■ YOUR TASK: Extract every line from the records below that contains the word "quarter".

(Records about charts and figures)
++++++++

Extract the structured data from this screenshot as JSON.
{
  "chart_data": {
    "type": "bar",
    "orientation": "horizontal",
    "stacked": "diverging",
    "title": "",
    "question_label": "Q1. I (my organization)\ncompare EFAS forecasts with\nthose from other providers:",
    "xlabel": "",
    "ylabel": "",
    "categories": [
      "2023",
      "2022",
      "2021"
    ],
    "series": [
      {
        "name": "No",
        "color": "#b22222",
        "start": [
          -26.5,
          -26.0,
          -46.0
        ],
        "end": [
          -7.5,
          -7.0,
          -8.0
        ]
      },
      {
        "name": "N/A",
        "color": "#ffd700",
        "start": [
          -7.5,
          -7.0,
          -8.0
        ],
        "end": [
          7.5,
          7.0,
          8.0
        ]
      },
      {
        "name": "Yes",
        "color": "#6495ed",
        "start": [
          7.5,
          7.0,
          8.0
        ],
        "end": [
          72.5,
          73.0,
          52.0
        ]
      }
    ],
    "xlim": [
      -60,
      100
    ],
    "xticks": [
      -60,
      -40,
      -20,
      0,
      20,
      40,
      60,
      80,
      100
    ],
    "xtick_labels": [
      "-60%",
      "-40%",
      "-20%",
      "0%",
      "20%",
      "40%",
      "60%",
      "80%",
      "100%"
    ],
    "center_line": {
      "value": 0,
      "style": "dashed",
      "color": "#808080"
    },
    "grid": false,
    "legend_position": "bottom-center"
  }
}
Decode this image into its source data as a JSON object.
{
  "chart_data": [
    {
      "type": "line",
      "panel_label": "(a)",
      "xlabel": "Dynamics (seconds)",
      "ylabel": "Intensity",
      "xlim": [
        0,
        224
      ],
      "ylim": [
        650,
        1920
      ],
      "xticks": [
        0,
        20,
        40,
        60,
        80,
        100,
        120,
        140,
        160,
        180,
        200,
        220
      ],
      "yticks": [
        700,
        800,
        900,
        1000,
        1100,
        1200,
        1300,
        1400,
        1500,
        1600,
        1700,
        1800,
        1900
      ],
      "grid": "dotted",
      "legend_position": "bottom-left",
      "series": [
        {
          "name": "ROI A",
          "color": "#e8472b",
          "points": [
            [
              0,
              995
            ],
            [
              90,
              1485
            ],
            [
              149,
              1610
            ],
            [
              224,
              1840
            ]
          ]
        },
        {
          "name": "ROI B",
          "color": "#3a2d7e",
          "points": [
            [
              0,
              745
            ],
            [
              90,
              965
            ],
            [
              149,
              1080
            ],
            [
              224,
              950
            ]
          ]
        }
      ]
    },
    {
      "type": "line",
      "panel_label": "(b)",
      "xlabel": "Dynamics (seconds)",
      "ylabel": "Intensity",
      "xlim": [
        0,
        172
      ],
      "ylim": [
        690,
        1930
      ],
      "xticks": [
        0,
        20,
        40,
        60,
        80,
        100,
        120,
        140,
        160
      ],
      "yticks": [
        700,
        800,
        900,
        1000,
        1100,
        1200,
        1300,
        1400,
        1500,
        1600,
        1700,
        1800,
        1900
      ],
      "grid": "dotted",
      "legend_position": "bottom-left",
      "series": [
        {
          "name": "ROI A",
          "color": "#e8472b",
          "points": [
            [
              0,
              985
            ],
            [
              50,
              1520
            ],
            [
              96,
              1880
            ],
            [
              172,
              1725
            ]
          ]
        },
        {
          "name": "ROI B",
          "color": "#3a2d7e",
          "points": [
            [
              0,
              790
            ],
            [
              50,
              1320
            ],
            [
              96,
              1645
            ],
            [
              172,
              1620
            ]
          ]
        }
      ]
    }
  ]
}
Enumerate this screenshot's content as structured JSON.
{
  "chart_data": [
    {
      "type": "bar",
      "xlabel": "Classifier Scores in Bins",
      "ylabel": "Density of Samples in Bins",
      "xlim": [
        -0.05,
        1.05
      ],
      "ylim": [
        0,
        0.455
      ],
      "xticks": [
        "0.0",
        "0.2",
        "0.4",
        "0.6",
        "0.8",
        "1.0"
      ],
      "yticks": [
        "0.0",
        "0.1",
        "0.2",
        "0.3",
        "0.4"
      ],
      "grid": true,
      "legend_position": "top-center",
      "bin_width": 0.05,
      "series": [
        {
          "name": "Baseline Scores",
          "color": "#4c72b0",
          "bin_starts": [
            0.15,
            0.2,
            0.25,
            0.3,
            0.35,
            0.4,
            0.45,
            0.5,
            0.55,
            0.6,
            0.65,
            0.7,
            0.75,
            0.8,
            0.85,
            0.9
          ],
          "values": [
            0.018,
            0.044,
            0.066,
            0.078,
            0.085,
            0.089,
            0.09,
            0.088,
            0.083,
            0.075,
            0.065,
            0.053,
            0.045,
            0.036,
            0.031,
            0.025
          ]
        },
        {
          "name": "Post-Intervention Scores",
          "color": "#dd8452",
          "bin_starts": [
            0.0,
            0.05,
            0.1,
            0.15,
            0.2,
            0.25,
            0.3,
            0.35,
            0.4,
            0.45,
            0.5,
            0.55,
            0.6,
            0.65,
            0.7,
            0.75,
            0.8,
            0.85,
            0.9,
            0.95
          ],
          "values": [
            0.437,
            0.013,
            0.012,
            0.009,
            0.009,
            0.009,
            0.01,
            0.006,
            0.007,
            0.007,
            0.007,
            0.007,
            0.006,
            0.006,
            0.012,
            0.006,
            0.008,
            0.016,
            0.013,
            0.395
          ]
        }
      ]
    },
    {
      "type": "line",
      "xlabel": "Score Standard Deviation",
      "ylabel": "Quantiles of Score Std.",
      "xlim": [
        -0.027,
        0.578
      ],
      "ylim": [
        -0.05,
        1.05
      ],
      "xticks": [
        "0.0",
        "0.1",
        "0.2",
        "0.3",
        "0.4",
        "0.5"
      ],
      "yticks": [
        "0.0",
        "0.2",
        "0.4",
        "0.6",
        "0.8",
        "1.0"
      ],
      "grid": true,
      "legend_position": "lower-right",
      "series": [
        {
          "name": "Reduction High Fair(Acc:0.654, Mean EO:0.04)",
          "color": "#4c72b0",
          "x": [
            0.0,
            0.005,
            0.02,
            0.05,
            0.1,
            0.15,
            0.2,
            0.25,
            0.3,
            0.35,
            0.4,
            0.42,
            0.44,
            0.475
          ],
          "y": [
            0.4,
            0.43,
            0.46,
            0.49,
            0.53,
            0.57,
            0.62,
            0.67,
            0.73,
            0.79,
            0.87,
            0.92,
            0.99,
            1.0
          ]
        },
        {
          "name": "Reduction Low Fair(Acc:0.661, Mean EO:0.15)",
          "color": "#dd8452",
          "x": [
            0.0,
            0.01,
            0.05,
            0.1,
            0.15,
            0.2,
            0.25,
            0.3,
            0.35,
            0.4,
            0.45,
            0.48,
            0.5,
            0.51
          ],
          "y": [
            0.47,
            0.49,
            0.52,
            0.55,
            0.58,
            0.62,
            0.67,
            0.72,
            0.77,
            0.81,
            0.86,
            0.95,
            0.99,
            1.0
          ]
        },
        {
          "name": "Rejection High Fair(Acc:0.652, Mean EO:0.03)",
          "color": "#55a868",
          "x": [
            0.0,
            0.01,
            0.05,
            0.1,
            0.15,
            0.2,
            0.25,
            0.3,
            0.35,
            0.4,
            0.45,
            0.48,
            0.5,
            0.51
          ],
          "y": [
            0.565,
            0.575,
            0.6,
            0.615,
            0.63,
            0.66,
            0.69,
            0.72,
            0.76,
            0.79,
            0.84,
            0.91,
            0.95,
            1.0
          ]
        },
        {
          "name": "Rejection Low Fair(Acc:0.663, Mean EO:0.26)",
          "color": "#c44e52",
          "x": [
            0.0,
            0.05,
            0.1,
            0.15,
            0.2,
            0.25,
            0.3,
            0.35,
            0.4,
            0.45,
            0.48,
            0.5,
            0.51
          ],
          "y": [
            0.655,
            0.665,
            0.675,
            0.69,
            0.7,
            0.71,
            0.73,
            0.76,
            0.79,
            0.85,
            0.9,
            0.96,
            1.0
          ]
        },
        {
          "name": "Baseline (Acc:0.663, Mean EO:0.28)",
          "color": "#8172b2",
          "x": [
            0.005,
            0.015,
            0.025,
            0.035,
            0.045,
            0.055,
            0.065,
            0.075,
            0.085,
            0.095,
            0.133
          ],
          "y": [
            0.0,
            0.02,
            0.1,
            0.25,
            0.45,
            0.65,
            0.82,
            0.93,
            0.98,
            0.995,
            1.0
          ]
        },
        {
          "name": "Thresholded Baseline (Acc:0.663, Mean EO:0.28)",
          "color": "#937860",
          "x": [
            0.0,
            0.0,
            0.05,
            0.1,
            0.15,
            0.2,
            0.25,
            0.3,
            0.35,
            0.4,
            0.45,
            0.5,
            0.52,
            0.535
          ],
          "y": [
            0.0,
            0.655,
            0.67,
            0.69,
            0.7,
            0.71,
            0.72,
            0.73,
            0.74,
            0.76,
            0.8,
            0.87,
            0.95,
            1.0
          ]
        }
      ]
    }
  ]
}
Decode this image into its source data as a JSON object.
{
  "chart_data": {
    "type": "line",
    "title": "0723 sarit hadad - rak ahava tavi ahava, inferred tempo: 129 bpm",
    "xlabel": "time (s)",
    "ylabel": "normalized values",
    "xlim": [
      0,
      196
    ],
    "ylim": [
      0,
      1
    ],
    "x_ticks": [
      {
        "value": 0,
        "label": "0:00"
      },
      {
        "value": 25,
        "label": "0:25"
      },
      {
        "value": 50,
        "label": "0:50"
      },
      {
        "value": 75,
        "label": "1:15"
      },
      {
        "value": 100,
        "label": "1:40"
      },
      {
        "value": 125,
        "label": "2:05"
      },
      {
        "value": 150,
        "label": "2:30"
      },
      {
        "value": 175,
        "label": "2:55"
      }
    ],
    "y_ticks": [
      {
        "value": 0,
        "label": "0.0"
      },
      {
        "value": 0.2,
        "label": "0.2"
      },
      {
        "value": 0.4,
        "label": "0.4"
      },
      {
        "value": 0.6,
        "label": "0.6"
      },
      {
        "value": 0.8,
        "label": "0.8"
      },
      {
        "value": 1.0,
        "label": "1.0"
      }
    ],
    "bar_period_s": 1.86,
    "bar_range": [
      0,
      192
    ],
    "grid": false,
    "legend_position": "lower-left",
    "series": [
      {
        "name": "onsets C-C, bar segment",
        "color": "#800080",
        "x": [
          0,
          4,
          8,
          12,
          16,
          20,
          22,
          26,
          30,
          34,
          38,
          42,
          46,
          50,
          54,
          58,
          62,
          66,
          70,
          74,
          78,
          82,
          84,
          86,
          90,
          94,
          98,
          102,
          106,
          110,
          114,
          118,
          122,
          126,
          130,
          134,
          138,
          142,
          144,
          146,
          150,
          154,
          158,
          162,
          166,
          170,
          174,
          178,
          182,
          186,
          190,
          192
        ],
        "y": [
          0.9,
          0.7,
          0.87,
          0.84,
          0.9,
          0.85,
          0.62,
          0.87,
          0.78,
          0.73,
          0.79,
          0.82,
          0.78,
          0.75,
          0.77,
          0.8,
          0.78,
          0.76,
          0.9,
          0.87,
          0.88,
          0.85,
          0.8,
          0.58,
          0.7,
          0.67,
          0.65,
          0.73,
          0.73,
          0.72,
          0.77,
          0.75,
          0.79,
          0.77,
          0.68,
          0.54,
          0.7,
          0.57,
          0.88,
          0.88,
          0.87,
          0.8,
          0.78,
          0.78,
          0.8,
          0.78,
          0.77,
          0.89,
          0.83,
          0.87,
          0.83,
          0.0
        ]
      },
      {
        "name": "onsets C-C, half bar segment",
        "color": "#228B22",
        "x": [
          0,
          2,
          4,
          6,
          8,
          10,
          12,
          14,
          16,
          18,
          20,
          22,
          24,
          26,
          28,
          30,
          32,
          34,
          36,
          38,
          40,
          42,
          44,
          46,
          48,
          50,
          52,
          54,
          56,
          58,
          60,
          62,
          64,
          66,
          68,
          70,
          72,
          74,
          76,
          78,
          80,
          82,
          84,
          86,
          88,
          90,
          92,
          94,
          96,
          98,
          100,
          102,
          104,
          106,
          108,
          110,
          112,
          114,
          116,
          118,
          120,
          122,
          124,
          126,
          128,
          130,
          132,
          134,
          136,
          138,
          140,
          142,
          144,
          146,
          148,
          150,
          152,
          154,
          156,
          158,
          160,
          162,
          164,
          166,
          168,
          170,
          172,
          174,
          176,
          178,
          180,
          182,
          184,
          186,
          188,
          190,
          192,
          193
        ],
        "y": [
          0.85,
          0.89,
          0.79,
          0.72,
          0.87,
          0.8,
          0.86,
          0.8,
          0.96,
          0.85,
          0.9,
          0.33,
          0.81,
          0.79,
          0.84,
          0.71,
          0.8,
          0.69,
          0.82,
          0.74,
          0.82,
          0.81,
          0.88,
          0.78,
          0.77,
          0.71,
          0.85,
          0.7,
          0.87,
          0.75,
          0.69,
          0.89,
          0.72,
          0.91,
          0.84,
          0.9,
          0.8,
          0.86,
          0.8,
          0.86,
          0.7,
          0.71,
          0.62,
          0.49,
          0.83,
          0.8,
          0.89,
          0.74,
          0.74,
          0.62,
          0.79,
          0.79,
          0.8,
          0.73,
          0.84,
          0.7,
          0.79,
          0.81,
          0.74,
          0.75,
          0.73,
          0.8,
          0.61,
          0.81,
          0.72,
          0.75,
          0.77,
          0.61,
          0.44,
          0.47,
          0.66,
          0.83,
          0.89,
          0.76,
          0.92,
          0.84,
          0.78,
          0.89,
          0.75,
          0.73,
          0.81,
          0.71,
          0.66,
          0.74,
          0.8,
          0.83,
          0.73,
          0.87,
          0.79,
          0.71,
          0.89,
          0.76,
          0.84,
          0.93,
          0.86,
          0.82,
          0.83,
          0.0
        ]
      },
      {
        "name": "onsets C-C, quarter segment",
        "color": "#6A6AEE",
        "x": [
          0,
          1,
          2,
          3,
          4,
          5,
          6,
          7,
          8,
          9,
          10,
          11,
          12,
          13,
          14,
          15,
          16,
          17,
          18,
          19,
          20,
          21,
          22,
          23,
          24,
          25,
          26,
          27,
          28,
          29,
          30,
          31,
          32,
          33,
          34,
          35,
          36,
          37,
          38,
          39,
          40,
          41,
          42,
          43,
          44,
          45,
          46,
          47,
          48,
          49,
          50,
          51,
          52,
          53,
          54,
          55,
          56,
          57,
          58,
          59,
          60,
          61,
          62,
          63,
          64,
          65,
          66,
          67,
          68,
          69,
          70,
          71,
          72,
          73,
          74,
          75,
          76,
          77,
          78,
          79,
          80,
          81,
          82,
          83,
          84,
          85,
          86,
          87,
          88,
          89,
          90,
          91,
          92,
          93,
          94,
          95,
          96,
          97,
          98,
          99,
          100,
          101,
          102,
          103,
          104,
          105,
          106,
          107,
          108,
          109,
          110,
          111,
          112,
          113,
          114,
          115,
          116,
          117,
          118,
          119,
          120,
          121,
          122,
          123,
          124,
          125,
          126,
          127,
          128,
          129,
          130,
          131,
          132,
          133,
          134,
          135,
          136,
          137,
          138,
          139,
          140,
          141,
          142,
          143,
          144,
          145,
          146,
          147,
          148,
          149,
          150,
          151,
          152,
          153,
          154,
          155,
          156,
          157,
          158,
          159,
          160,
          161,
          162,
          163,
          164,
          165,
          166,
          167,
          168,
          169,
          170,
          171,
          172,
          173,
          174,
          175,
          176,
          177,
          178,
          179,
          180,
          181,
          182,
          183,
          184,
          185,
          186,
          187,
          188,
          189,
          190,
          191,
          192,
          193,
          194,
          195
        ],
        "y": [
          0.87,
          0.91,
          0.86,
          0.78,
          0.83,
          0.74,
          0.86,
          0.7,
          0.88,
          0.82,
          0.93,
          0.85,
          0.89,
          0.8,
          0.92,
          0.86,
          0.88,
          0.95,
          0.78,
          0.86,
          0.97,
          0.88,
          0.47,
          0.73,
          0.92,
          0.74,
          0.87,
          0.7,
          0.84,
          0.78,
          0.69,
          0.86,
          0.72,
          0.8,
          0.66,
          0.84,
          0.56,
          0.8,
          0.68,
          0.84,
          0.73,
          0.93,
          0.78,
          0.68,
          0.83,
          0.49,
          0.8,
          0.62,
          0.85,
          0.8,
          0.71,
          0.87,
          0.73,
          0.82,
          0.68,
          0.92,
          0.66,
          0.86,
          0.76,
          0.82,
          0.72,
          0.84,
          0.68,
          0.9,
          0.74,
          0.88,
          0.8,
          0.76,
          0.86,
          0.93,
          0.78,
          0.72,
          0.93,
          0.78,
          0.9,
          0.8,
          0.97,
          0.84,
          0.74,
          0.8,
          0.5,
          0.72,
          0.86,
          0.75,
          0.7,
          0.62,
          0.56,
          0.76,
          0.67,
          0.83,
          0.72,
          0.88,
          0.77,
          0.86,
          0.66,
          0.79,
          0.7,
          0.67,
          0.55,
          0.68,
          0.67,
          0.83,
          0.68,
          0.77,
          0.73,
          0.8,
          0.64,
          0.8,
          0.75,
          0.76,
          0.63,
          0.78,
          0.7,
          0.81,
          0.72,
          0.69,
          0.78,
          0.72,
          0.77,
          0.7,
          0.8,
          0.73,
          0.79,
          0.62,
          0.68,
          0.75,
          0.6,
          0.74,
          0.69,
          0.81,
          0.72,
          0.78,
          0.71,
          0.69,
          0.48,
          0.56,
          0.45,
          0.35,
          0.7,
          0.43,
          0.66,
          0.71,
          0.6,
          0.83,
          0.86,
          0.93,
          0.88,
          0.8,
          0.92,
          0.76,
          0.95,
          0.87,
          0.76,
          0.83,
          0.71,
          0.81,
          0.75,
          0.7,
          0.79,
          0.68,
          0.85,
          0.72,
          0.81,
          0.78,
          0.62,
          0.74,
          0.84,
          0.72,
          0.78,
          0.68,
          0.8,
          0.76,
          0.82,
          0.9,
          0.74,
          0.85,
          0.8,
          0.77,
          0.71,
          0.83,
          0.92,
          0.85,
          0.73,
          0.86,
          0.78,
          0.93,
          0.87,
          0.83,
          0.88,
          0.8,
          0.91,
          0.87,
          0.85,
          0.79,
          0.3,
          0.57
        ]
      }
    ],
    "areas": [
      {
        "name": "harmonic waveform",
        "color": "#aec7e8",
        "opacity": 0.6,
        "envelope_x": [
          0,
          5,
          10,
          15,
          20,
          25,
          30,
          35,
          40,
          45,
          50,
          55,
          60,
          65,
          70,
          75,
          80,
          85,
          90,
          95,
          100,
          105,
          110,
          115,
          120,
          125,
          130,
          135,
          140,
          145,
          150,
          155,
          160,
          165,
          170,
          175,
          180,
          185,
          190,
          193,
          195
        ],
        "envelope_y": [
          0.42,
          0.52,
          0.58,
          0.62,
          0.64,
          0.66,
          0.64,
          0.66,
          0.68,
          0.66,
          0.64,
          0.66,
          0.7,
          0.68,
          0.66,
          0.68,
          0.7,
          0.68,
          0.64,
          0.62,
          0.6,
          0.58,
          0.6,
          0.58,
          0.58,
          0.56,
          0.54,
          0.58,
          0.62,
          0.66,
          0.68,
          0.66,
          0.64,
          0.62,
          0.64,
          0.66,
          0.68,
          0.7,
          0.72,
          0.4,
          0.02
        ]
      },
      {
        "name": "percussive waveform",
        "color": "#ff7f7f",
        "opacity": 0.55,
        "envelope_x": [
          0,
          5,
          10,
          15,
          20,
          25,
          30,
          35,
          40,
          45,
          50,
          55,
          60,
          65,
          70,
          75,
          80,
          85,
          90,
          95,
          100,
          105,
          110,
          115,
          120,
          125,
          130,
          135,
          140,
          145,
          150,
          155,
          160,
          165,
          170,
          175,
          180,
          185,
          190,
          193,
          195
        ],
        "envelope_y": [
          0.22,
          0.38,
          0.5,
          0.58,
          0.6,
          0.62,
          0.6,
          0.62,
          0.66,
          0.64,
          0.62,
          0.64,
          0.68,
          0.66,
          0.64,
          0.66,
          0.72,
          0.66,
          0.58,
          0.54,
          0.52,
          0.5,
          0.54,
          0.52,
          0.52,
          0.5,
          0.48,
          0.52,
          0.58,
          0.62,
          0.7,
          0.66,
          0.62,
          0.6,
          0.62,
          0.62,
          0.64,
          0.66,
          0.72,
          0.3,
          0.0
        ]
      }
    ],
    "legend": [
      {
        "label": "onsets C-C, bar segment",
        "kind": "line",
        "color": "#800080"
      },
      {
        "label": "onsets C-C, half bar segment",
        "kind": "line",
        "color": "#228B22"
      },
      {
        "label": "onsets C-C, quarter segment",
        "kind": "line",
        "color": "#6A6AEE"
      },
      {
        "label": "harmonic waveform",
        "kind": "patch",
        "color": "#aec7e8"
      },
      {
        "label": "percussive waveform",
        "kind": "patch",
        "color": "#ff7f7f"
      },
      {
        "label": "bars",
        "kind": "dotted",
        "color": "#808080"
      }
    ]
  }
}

++++++++

■ OUTPUT FOR THIS EXERCISE:
        "name": "onsets C-C, quarter segment",
        "label": "onsets C-C, quarter segment",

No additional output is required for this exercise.